─── Data entries ───

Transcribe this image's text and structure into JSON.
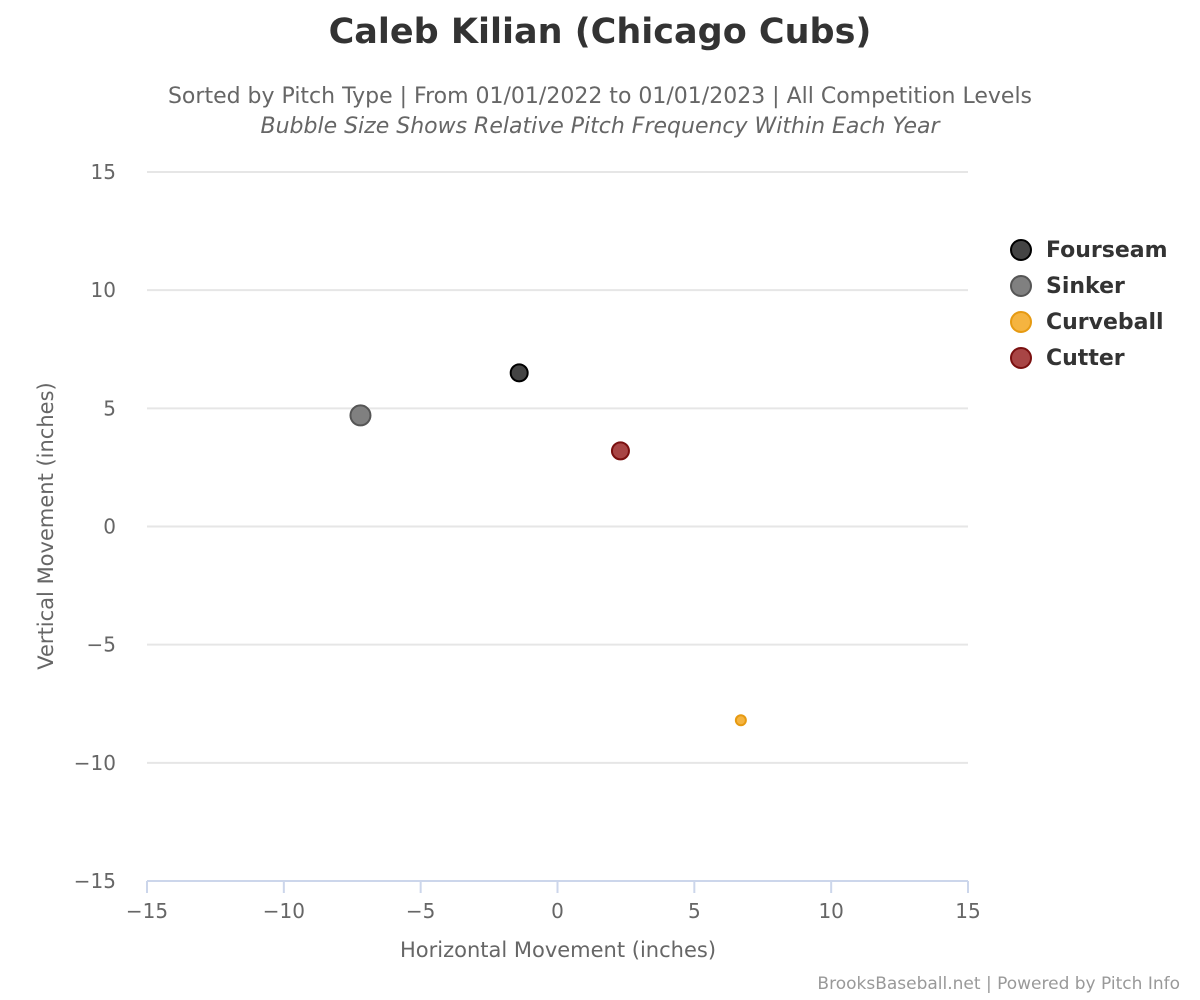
{
  "chart_data": {
    "type": "scatter",
    "title": "Caleb Kilian (Chicago Cubs)",
    "subtitle": "Sorted by Pitch Type | From 01/01/2022 to 01/01/2023 | All Competition Levels",
    "subtitle2": "Bubble Size Shows Relative Pitch Frequency Within Each Year",
    "xlabel": "Horizontal Movement (inches)",
    "ylabel": "Vertical Movement (inches)",
    "xlim": [
      -15,
      15
    ],
    "ylim": [
      -15,
      15
    ],
    "x_ticks": [
      "−15",
      "−10",
      "−5",
      "0",
      "5",
      "10",
      "15"
    ],
    "y_ticks": [
      "15",
      "10",
      "5",
      "0",
      "−5",
      "−10",
      "−15"
    ],
    "grid": "horizontal",
    "legend_position": "right",
    "series": [
      {
        "name": "Fourseam",
        "color": "#444444",
        "stroke": "#000000",
        "x": -1.4,
        "y": 6.5,
        "relative_size": 0.55
      },
      {
        "name": "Sinker",
        "color": "#808080",
        "stroke": "#555555",
        "x": -7.2,
        "y": 4.7,
        "relative_size": 0.7
      },
      {
        "name": "Curveball",
        "color": "#F5B440",
        "stroke": "#E69A12",
        "x": 6.7,
        "y": -8.2,
        "relative_size": 0.2
      },
      {
        "name": "Cutter",
        "color": "#A84545",
        "stroke": "#7A1010",
        "x": 2.3,
        "y": 3.2,
        "relative_size": 0.55
      }
    ]
  },
  "credits": "BrooksBaseball.net | Powered by Pitch Info"
}
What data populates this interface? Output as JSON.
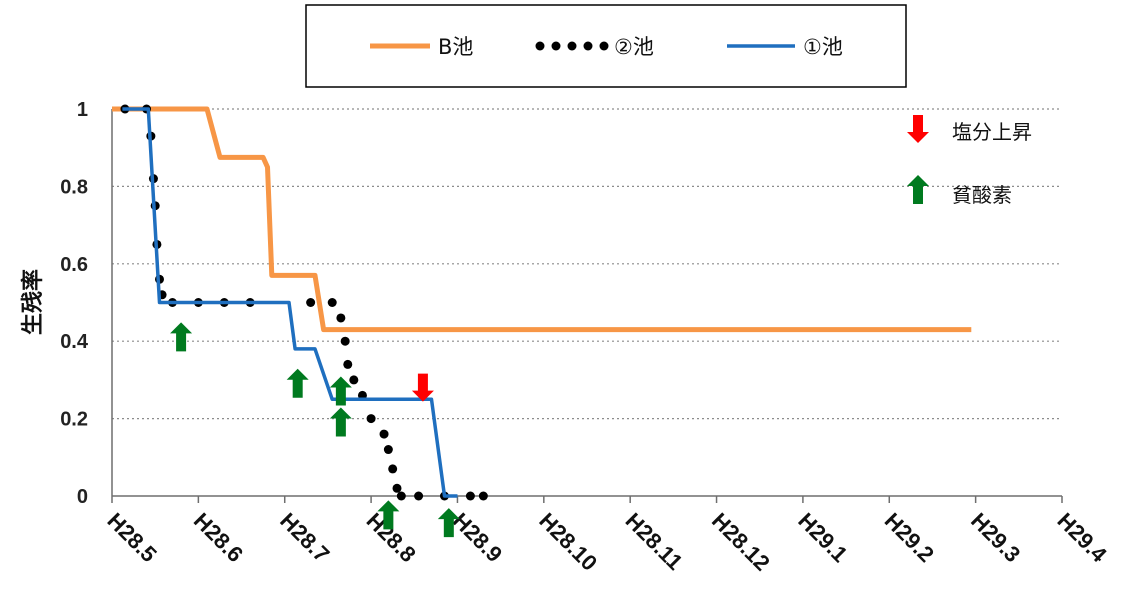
{
  "chart_data": {
    "type": "line",
    "x_type": "month",
    "categories": [
      "H28.5",
      "H28.6",
      "H28.7",
      "H28.8",
      "H28.9",
      "H28.10",
      "H28.11",
      "H28.12",
      "H29.1",
      "H29.2",
      "H29.3",
      "H29.4"
    ],
    "ylabel": "生残率",
    "ylim": [
      0,
      1
    ],
    "yticks": [
      0,
      0.2,
      0.4,
      0.6,
      0.8,
      1
    ],
    "ytick_labels": [
      "0",
      "0.2",
      "0.4",
      "0.6",
      "0.8",
      "1"
    ],
    "grid": true,
    "legend_position": "top",
    "series": [
      {
        "name": "B池",
        "color": "#F79646",
        "style": "solid",
        "points": [
          [
            0,
            1
          ],
          [
            1.1,
            1
          ],
          [
            1.25,
            0.875
          ],
          [
            1.75,
            0.875
          ],
          [
            1.8,
            0.85
          ],
          [
            1.85,
            0.57
          ],
          [
            2.35,
            0.57
          ],
          [
            2.45,
            0.43
          ],
          [
            9.95,
            0.43
          ]
        ]
      },
      {
        "name": "②池",
        "color": "#000000",
        "style": "dotted",
        "points": [
          [
            0.15,
            1
          ],
          [
            0.4,
            1
          ],
          [
            0.45,
            0.93
          ],
          [
            0.48,
            0.82
          ],
          [
            0.5,
            0.75
          ],
          [
            0.52,
            0.65
          ],
          [
            0.55,
            0.56
          ],
          [
            0.58,
            0.52
          ],
          [
            0.7,
            0.5
          ],
          [
            1.0,
            0.5
          ],
          [
            1.3,
            0.5
          ],
          [
            1.6,
            0.5
          ],
          [
            2.3,
            0.5
          ],
          [
            2.55,
            0.5
          ],
          [
            2.65,
            0.46
          ],
          [
            2.7,
            0.4
          ],
          [
            2.73,
            0.34
          ],
          [
            2.8,
            0.3
          ],
          [
            2.9,
            0.26
          ],
          [
            3.0,
            0.2
          ],
          [
            3.15,
            0.16
          ],
          [
            3.2,
            0.12
          ],
          [
            3.25,
            0.07
          ],
          [
            3.3,
            0.02
          ],
          [
            3.35,
            0
          ],
          [
            3.55,
            0
          ],
          [
            3.85,
            0
          ],
          [
            4.15,
            0
          ],
          [
            4.3,
            0
          ]
        ]
      },
      {
        "name": "①池",
        "color": "#1F6FBF",
        "style": "solid",
        "points": [
          [
            0.12,
            1
          ],
          [
            0.42,
            1
          ],
          [
            0.55,
            0.5
          ],
          [
            2.05,
            0.5
          ],
          [
            2.12,
            0.38
          ],
          [
            2.35,
            0.38
          ],
          [
            2.55,
            0.25
          ],
          [
            3.7,
            0.25
          ],
          [
            3.85,
            0
          ],
          [
            4.0,
            0
          ]
        ]
      }
    ],
    "annotations": {
      "legend": [
        {
          "label": "塩分上昇",
          "marker": "down-arrow",
          "color": "#FF0000"
        },
        {
          "label": "貧酸素",
          "marker": "up-arrow",
          "color": "#007A1F"
        }
      ],
      "down_arrows": [
        {
          "x": 3.6,
          "y": 0.28
        }
      ],
      "up_arrows": [
        {
          "x": 0.8,
          "y": 0.41
        },
        {
          "x": 2.15,
          "y": 0.29
        },
        {
          "x": 2.65,
          "y": 0.27
        },
        {
          "x": 2.65,
          "y": 0.19
        },
        {
          "x": 3.2,
          "y": -0.05
        },
        {
          "x": 3.9,
          "y": -0.07
        }
      ]
    }
  }
}
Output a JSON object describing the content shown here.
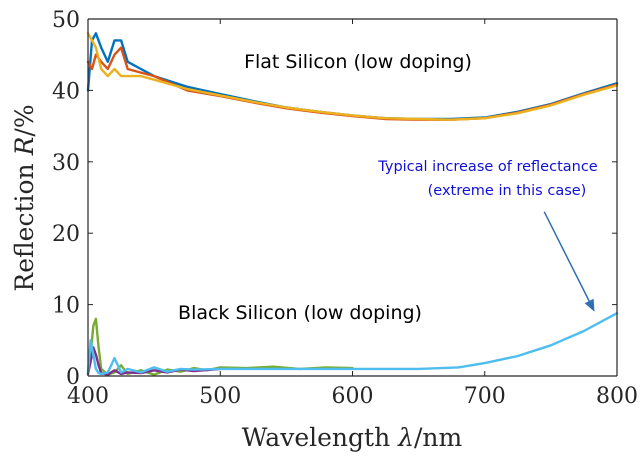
{
  "chart_data": {
    "type": "line",
    "xlabel": {
      "prefix": "Wavelength ",
      "symbol": "λ",
      "suffix": "/nm"
    },
    "ylabel": {
      "prefix": "Reflection ",
      "symbol": "R",
      "suffix": "/%"
    },
    "xlim": [
      400,
      800
    ],
    "ylim": [
      0,
      50
    ],
    "xticks": [
      400,
      500,
      600,
      700,
      800
    ],
    "yticks": [
      0,
      10,
      20,
      30,
      40,
      50
    ],
    "grid": false,
    "annotations": {
      "flat_label": "Flat Silicon (low doping)",
      "black_label": "Black Silicon (low doping)",
      "increase_line1": "Typical increase of reflectance",
      "increase_line2": "(extreme in this case)",
      "arrow_from": {
        "x": 745,
        "y": 23
      },
      "arrow_to": {
        "x": 783,
        "y": 9
      }
    },
    "series": [
      {
        "group": "flat",
        "color": "#0072BD",
        "x": [
          400,
          403,
          406,
          410,
          415,
          420,
          425,
          430,
          440,
          450,
          475,
          500,
          525,
          550,
          575,
          600,
          625,
          650,
          675,
          700,
          725,
          750,
          775,
          800
        ],
        "y": [
          40,
          47,
          48,
          46,
          44,
          47,
          47,
          44,
          43,
          42,
          40.5,
          39.5,
          38.5,
          37.6,
          37,
          36.5,
          36.1,
          36,
          36,
          36.2,
          37,
          38.1,
          39.6,
          41
        ]
      },
      {
        "group": "flat",
        "color": "#D95319",
        "x": [
          400,
          403,
          406,
          410,
          415,
          420,
          425,
          430,
          440,
          450,
          475,
          500,
          525,
          550,
          575,
          600,
          625,
          650,
          675,
          700,
          725,
          750,
          775,
          800
        ],
        "y": [
          44,
          43,
          45,
          44,
          43,
          45,
          46,
          43,
          42.5,
          42,
          40,
          39.2,
          38.3,
          37.5,
          36.9,
          36.4,
          36,
          35.9,
          35.9,
          36.1,
          36.9,
          38,
          39.5,
          40.8
        ]
      },
      {
        "group": "flat",
        "color": "#EDB120",
        "x": [
          400,
          403,
          406,
          410,
          415,
          420,
          425,
          430,
          440,
          450,
          475,
          500,
          525,
          550,
          575,
          600,
          625,
          650,
          675,
          700,
          725,
          750,
          775,
          800
        ],
        "y": [
          48,
          47,
          46,
          43,
          42,
          43,
          42,
          42,
          42,
          41.5,
          40.2,
          39.3,
          38.4,
          37.6,
          37,
          36.5,
          36.1,
          36,
          35.9,
          36.1,
          36.8,
          37.9,
          39.4,
          40.7
        ]
      },
      {
        "group": "black",
        "color": "#77AC30",
        "x": [
          400,
          402,
          404,
          406,
          408,
          410,
          415,
          420,
          425,
          430,
          440,
          450,
          460,
          470,
          480,
          490,
          500,
          520,
          540,
          560,
          580,
          600
        ],
        "y": [
          0.5,
          3,
          7,
          8,
          4,
          1,
          0.2,
          0.5,
          1.5,
          0.3,
          0.8,
          0.2,
          0.9,
          0.6,
          1.1,
          0.8,
          1.2,
          1.1,
          1.3,
          1,
          1.2,
          1.1
        ]
      },
      {
        "group": "black",
        "color": "#7E2F8E",
        "x": [
          400,
          402,
          404,
          406,
          408,
          410,
          415,
          420,
          425,
          430,
          440,
          450,
          460,
          470,
          480,
          500
        ],
        "y": [
          0.3,
          2,
          4,
          3,
          1.5,
          0.4,
          0.2,
          0.8,
          0.3,
          0.5,
          0.4,
          0.8,
          0.5,
          0.9,
          0.7,
          1
        ]
      },
      {
        "group": "black",
        "color": "#4DBEEE",
        "x": [
          400,
          402,
          404,
          406,
          408,
          410,
          415,
          420,
          425,
          430,
          440,
          450,
          460,
          470,
          480,
          500,
          550,
          600,
          650,
          680,
          700,
          725,
          750,
          775,
          800
        ],
        "y": [
          0.5,
          5,
          3,
          1,
          0.4,
          0.3,
          0.5,
          2.5,
          0.5,
          1,
          0.5,
          1.2,
          0.6,
          1,
          0.9,
          1,
          1,
          1,
          1,
          1.2,
          1.8,
          2.8,
          4.3,
          6.3,
          8.8
        ]
      }
    ]
  }
}
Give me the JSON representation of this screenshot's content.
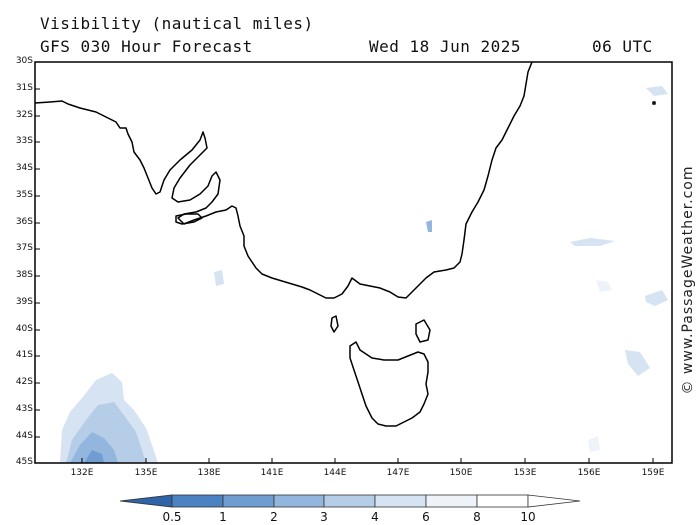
{
  "header": {
    "title": "Visibility (nautical miles)",
    "model": "GFS 030 Hour Forecast",
    "date": "Wed 18 Jun 2025",
    "time": "06 UTC"
  },
  "watermark": "© www.PassageWeather.com",
  "map": {
    "lat_labels": [
      "30S",
      "31S",
      "32S",
      "33S",
      "34S",
      "35S",
      "36S",
      "37S",
      "38S",
      "39S",
      "40S",
      "41S",
      "42S",
      "43S",
      "44S",
      "45S"
    ],
    "lon_labels": [
      "132E",
      "135E",
      "138E",
      "141E",
      "144E",
      "147E",
      "150E",
      "153E",
      "156E",
      "159E"
    ]
  },
  "legend": {
    "labels": [
      "0.5",
      "1",
      "2",
      "3",
      "4",
      "6",
      "8",
      "10"
    ],
    "colors": [
      "#2f65a8",
      "#4a82c2",
      "#6f9dd1",
      "#93b6de",
      "#b6cde8",
      "#d6e3f2",
      "#eef3fa",
      "#ffffff"
    ]
  }
}
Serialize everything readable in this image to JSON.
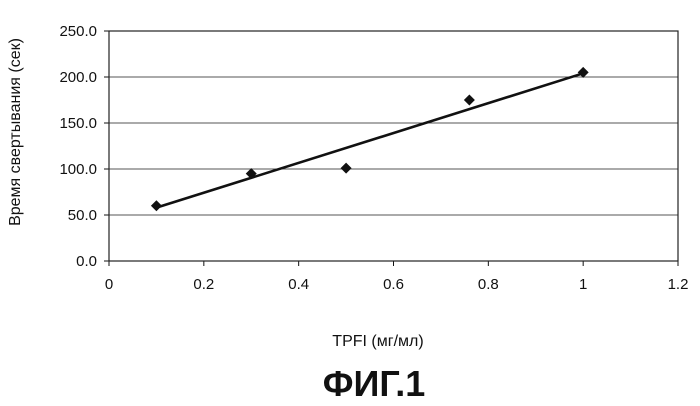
{
  "chart_data": {
    "type": "scatter",
    "x": [
      0.1,
      0.3,
      0.5,
      0.76,
      1.0
    ],
    "y": [
      60,
      95,
      101,
      175,
      205
    ],
    "trendline": {
      "x": [
        0.1,
        1.0
      ],
      "y": [
        58,
        204
      ]
    },
    "xlabel": "TPFI (мг/мл)",
    "ylabel": "Время свертывания (сек)",
    "xlim": [
      0,
      1.2
    ],
    "ylim": [
      0,
      250
    ],
    "x_ticks": [
      "0",
      "0.2",
      "0.4",
      "0.6",
      "0.8",
      "1",
      "1.2"
    ],
    "y_ticks": [
      "0.0",
      "50.0",
      "100.0",
      "150.0",
      "200.0",
      "250.0"
    ],
    "grid": "horizontal",
    "marker": "diamond",
    "colors": {
      "marker": "#111111",
      "line": "#111111",
      "grid": "#555555"
    }
  },
  "caption": "ФИГ.1"
}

───

The problem: Across the records, how many lines contain "inches"? Only the number should be given.

Solved exercise: 2